begin

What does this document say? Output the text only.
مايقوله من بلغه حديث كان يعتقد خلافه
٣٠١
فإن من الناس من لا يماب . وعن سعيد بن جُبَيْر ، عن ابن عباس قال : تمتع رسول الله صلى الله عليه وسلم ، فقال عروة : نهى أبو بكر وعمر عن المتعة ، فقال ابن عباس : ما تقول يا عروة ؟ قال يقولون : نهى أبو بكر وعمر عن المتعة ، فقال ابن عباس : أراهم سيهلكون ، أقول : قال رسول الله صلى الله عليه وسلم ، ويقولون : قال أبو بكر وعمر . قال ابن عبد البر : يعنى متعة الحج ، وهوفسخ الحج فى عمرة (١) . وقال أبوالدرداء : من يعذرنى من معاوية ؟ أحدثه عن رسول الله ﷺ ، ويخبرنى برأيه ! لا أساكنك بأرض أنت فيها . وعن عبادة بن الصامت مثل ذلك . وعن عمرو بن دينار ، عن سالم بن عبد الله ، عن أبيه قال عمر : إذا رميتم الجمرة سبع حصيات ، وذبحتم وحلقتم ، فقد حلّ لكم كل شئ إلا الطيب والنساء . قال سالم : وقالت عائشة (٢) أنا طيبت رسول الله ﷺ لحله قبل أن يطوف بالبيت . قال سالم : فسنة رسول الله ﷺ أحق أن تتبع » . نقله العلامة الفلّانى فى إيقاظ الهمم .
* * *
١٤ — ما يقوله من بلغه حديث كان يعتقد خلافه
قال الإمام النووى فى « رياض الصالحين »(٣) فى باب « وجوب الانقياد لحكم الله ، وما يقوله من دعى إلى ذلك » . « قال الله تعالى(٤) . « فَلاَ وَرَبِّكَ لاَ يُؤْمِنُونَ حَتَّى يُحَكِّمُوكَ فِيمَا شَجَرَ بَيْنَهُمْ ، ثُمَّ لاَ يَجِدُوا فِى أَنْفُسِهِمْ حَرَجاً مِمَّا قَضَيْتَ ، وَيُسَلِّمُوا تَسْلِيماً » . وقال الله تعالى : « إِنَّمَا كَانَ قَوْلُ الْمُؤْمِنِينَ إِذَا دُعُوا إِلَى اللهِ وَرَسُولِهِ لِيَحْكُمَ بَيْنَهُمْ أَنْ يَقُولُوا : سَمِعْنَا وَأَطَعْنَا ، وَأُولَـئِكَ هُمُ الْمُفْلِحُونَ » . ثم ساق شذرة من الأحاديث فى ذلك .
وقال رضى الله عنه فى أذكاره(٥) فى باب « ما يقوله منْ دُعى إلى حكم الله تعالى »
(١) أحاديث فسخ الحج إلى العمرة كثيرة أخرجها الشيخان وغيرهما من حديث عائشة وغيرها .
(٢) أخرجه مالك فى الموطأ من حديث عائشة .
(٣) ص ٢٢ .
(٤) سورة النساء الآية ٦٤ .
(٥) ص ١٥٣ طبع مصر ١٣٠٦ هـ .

end

▸ TASK BRIEF
Reproduce every record, matching each line exactly.

▸ TASK RESPONSE
What does this document say? Output the text only.
مايقوله من بلغه حديث كان يعتقد خلافه
٣٠١
فإن من الناس من لا يماب . وعن سعيد بن جُبَيْر ، عن ابن عباس قال : تمتع رسول الله صلى الله عليه وسلم ، فقال عروة : نهى أبو بكر وعمر عن المتعة ، فقال ابن عباس : ما تقول يا عروة ؟ قال يقولون : نهى أبو بكر وعمر عن المتعة ، فقال ابن عباس : أراهم سيهلكون ، أقول : قال رسول الله صلى الله عليه وسلم ، ويقولون : قال أبو بكر وعمر . قال ابن عبد البر : يعنى متعة الحج ، وهوفسخ الحج فى عمرة (١) . وقال أبوالدرداء : من يعذرنى من معاوية ؟ أحدثه عن رسول الله ﷺ ، ويخبرنى برأيه ! لا أساكنك بأرض أنت فيها . وعن عبادة بن الصامت مثل ذلك . وعن عمرو بن دينار ، عن سالم بن عبد الله ، عن أبيه قال عمر : إذا رميتم الجمرة سبع حصيات ، وذبحتم وحلقتم ، فقد حلّ لكم كل شئ إلا الطيب والنساء . قال سالم : وقالت عائشة (٢) أنا طيبت رسول الله ﷺ لحله قبل أن يطوف بالبيت . قال سالم : فسنة رسول الله ﷺ أحق أن تتبع » . نقله العلامة الفلّانى فى إيقاظ الهمم .
* * *
١٤ — ما يقوله من بلغه حديث كان يعتقد خلافه
قال الإمام النووى فى « رياض الصالحين »(٣) فى باب « وجوب الانقياد لحكم الله ، وما يقوله من دعى إلى ذلك » . « قال الله تعالى(٤) . « فَلاَ وَرَبِّكَ لاَ يُؤْمِنُونَ حَتَّى يُحَكِّمُوكَ فِيمَا شَجَرَ بَيْنَهُمْ ، ثُمَّ لاَ يَجِدُوا فِى أَنْفُسِهِمْ حَرَجاً مِمَّا قَضَيْتَ ، وَيُسَلِّمُوا تَسْلِيماً » . وقال الله تعالى : « إِنَّمَا كَانَ قَوْلُ الْمُؤْمِنِينَ إِذَا دُعُوا إِلَى اللهِ وَرَسُولِهِ لِيَحْكُمَ بَيْنَهُمْ أَنْ يَقُولُوا : سَمِعْنَا وَأَطَعْنَا ، وَأُولَـئِكَ هُمُ الْمُفْلِحُونَ » . ثم ساق شذرة من الأحاديث فى ذلك .
وقال رضى الله عنه فى أذكاره(٥) فى باب « ما يقوله منْ دُعى إلى حكم الله تعالى »
(١) أحاديث فسخ الحج إلى العمرة كثيرة أخرجها الشيخان وغيرهما من حديث عائشة وغيرها .
(٢) أخرجه مالك فى الموطأ من حديث عائشة .
(٣) ص ٢٢ .
(٤) سورة النساء الآية ٦٤ .
(٥) ص ١٥٣ طبع مصر ١٣٠٦ هـ .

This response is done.